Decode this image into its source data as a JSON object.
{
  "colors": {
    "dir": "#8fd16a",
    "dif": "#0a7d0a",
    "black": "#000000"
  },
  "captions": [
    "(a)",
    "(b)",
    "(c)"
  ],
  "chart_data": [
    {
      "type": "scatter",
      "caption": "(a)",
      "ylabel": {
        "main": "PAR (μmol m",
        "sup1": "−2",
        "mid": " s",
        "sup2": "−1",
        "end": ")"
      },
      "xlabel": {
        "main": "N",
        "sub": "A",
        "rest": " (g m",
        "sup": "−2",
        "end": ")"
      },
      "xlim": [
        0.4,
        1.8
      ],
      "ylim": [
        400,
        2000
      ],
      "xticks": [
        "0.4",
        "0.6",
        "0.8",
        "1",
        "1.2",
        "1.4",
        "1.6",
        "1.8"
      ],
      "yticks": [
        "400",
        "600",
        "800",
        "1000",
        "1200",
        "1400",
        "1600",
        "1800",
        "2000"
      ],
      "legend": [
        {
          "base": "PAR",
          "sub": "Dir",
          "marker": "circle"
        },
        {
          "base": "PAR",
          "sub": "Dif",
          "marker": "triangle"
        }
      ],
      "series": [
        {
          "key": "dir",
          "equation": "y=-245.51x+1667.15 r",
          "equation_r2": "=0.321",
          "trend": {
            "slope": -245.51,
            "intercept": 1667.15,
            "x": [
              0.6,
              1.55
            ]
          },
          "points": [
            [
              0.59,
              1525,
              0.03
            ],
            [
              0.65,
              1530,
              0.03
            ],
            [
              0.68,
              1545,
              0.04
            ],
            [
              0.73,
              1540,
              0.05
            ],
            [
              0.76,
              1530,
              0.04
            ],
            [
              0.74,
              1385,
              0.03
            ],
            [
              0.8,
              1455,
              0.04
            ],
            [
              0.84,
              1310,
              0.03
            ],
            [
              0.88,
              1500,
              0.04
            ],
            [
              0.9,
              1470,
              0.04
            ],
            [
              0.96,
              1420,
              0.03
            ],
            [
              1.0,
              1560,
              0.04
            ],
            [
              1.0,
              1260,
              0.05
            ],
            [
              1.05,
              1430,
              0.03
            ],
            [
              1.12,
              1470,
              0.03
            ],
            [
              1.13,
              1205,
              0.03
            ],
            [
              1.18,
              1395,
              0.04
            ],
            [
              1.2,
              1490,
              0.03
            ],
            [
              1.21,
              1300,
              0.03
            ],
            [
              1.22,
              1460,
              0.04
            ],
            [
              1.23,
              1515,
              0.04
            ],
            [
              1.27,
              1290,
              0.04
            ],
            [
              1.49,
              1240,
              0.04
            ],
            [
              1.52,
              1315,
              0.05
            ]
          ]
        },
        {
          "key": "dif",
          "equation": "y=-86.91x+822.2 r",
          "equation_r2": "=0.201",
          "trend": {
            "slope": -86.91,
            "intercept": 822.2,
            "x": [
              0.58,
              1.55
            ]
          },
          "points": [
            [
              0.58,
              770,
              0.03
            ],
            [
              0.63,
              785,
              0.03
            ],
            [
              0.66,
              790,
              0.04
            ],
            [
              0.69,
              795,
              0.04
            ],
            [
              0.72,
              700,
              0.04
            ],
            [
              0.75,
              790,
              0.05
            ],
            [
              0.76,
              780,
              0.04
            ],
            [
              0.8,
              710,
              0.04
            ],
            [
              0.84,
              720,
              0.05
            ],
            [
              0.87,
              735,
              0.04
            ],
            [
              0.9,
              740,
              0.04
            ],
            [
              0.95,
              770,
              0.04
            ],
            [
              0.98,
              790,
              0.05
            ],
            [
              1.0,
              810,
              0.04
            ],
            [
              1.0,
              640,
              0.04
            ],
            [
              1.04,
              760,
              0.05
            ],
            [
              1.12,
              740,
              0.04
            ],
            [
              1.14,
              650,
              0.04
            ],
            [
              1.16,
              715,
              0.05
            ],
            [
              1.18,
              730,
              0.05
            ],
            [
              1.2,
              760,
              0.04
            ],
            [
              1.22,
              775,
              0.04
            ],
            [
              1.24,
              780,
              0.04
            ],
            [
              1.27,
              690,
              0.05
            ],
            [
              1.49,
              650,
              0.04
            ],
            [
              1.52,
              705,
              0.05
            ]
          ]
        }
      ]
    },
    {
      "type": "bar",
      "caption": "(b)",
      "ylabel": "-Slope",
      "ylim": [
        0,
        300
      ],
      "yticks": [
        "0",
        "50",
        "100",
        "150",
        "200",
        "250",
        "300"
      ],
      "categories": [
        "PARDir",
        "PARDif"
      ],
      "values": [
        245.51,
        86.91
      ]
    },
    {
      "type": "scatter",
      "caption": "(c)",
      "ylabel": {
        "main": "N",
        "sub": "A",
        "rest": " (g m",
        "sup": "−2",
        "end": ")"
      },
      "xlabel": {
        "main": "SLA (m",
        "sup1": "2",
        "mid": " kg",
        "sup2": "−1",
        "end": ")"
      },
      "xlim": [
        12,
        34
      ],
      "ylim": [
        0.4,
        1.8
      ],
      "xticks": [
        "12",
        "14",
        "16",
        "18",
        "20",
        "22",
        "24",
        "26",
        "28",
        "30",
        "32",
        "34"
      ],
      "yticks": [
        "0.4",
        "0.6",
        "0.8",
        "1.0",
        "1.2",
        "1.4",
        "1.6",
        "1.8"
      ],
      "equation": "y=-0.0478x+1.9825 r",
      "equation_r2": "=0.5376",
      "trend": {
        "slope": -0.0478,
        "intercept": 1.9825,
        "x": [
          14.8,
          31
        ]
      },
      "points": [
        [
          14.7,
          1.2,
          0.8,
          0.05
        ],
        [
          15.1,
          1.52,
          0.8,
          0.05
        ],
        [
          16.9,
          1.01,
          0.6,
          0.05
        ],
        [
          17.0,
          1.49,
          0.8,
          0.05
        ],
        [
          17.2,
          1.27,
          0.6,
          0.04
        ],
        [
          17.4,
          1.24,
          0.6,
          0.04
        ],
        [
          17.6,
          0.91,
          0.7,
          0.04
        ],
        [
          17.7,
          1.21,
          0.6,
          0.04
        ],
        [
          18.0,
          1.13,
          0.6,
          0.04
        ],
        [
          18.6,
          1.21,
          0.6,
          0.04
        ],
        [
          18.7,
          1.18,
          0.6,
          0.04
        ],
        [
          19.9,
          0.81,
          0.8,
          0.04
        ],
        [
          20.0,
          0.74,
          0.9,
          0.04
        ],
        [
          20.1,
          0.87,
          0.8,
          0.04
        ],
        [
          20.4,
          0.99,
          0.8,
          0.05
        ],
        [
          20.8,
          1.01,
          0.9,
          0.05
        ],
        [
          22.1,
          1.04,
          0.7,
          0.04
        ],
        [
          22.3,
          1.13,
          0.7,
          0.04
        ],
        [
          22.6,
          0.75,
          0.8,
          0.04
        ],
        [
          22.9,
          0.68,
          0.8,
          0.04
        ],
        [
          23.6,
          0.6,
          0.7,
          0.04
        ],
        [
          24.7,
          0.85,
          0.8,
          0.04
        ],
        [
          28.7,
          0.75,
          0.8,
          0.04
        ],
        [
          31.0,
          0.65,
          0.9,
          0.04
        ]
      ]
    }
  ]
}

* _Goal_: Repeat the material above in full, keeping every word.

* _Task solution_:
Decode this image into its source data as a JSON object.
{
  "colors": {
    "dir": "#8fd16a",
    "dif": "#0a7d0a",
    "black": "#000000"
  },
  "captions": [
    "(a)",
    "(b)",
    "(c)"
  ],
  "chart_data": [
    {
      "type": "scatter",
      "caption": "(a)",
      "ylabel": {
        "main": "PAR (μmol m",
        "sup1": "−2",
        "mid": " s",
        "sup2": "−1",
        "end": ")"
      },
      "xlabel": {
        "main": "N",
        "sub": "A",
        "rest": " (g m",
        "sup": "−2",
        "end": ")"
      },
      "xlim": [
        0.4,
        1.8
      ],
      "ylim": [
        400,
        2000
      ],
      "xticks": [
        "0.4",
        "0.6",
        "0.8",
        "1",
        "1.2",
        "1.4",
        "1.6",
        "1.8"
      ],
      "yticks": [
        "400",
        "600",
        "800",
        "1000",
        "1200",
        "1400",
        "1600",
        "1800",
        "2000"
      ],
      "legend": [
        {
          "base": "PAR",
          "sub": "Dir",
          "marker": "circle"
        },
        {
          "base": "PAR",
          "sub": "Dif",
          "marker": "triangle"
        }
      ],
      "series": [
        {
          "key": "dir",
          "equation": "y=-245.51x+1667.15 r",
          "equation_r2": "=0.321",
          "trend": {
            "slope": -245.51,
            "intercept": 1667.15,
            "x": [
              0.6,
              1.55
            ]
          },
          "points": [
            [
              0.59,
              1525,
              0.03
            ],
            [
              0.65,
              1530,
              0.03
            ],
            [
              0.68,
              1545,
              0.04
            ],
            [
              0.73,
              1540,
              0.05
            ],
            [
              0.76,
              1530,
              0.04
            ],
            [
              0.74,
              1385,
              0.03
            ],
            [
              0.8,
              1455,
              0.04
            ],
            [
              0.84,
              1310,
              0.03
            ],
            [
              0.88,
              1500,
              0.04
            ],
            [
              0.9,
              1470,
              0.04
            ],
            [
              0.96,
              1420,
              0.03
            ],
            [
              1.0,
              1560,
              0.04
            ],
            [
              1.0,
              1260,
              0.05
            ],
            [
              1.05,
              1430,
              0.03
            ],
            [
              1.12,
              1470,
              0.03
            ],
            [
              1.13,
              1205,
              0.03
            ],
            [
              1.18,
              1395,
              0.04
            ],
            [
              1.2,
              1490,
              0.03
            ],
            [
              1.21,
              1300,
              0.03
            ],
            [
              1.22,
              1460,
              0.04
            ],
            [
              1.23,
              1515,
              0.04
            ],
            [
              1.27,
              1290,
              0.04
            ],
            [
              1.49,
              1240,
              0.04
            ],
            [
              1.52,
              1315,
              0.05
            ]
          ]
        },
        {
          "key": "dif",
          "equation": "y=-86.91x+822.2 r",
          "equation_r2": "=0.201",
          "trend": {
            "slope": -86.91,
            "intercept": 822.2,
            "x": [
              0.58,
              1.55
            ]
          },
          "points": [
            [
              0.58,
              770,
              0.03
            ],
            [
              0.63,
              785,
              0.03
            ],
            [
              0.66,
              790,
              0.04
            ],
            [
              0.69,
              795,
              0.04
            ],
            [
              0.72,
              700,
              0.04
            ],
            [
              0.75,
              790,
              0.05
            ],
            [
              0.76,
              780,
              0.04
            ],
            [
              0.8,
              710,
              0.04
            ],
            [
              0.84,
              720,
              0.05
            ],
            [
              0.87,
              735,
              0.04
            ],
            [
              0.9,
              740,
              0.04
            ],
            [
              0.95,
              770,
              0.04
            ],
            [
              0.98,
              790,
              0.05
            ],
            [
              1.0,
              810,
              0.04
            ],
            [
              1.0,
              640,
              0.04
            ],
            [
              1.04,
              760,
              0.05
            ],
            [
              1.12,
              740,
              0.04
            ],
            [
              1.14,
              650,
              0.04
            ],
            [
              1.16,
              715,
              0.05
            ],
            [
              1.18,
              730,
              0.05
            ],
            [
              1.2,
              760,
              0.04
            ],
            [
              1.22,
              775,
              0.04
            ],
            [
              1.24,
              780,
              0.04
            ],
            [
              1.27,
              690,
              0.05
            ],
            [
              1.49,
              650,
              0.04
            ],
            [
              1.52,
              705,
              0.05
            ]
          ]
        }
      ]
    },
    {
      "type": "bar",
      "caption": "(b)",
      "ylabel": "-Slope",
      "ylim": [
        0,
        300
      ],
      "yticks": [
        "0",
        "50",
        "100",
        "150",
        "200",
        "250",
        "300"
      ],
      "categories": [
        "PARDir",
        "PARDif"
      ],
      "values": [
        245.51,
        86.91
      ]
    },
    {
      "type": "scatter",
      "caption": "(c)",
      "ylabel": {
        "main": "N",
        "sub": "A",
        "rest": " (g m",
        "sup": "−2",
        "end": ")"
      },
      "xlabel": {
        "main": "SLA (m",
        "sup1": "2",
        "mid": " kg",
        "sup2": "−1",
        "end": ")"
      },
      "xlim": [
        12,
        34
      ],
      "ylim": [
        0.4,
        1.8
      ],
      "xticks": [
        "12",
        "14",
        "16",
        "18",
        "20",
        "22",
        "24",
        "26",
        "28",
        "30",
        "32",
        "34"
      ],
      "yticks": [
        "0.4",
        "0.6",
        "0.8",
        "1.0",
        "1.2",
        "1.4",
        "1.6",
        "1.8"
      ],
      "equation": "y=-0.0478x+1.9825 r",
      "equation_r2": "=0.5376",
      "trend": {
        "slope": -0.0478,
        "intercept": 1.9825,
        "x": [
          14.8,
          31
        ]
      },
      "points": [
        [
          14.7,
          1.2,
          0.8,
          0.05
        ],
        [
          15.1,
          1.52,
          0.8,
          0.05
        ],
        [
          16.9,
          1.01,
          0.6,
          0.05
        ],
        [
          17.0,
          1.49,
          0.8,
          0.05
        ],
        [
          17.2,
          1.27,
          0.6,
          0.04
        ],
        [
          17.4,
          1.24,
          0.6,
          0.04
        ],
        [
          17.6,
          0.91,
          0.7,
          0.04
        ],
        [
          17.7,
          1.21,
          0.6,
          0.04
        ],
        [
          18.0,
          1.13,
          0.6,
          0.04
        ],
        [
          18.6,
          1.21,
          0.6,
          0.04
        ],
        [
          18.7,
          1.18,
          0.6,
          0.04
        ],
        [
          19.9,
          0.81,
          0.8,
          0.04
        ],
        [
          20.0,
          0.74,
          0.9,
          0.04
        ],
        [
          20.1,
          0.87,
          0.8,
          0.04
        ],
        [
          20.4,
          0.99,
          0.8,
          0.05
        ],
        [
          20.8,
          1.01,
          0.9,
          0.05
        ],
        [
          22.1,
          1.04,
          0.7,
          0.04
        ],
        [
          22.3,
          1.13,
          0.7,
          0.04
        ],
        [
          22.6,
          0.75,
          0.8,
          0.04
        ],
        [
          22.9,
          0.68,
          0.8,
          0.04
        ],
        [
          23.6,
          0.6,
          0.7,
          0.04
        ],
        [
          24.7,
          0.85,
          0.8,
          0.04
        ],
        [
          28.7,
          0.75,
          0.8,
          0.04
        ],
        [
          31.0,
          0.65,
          0.9,
          0.04
        ]
      ]
    }
  ]
}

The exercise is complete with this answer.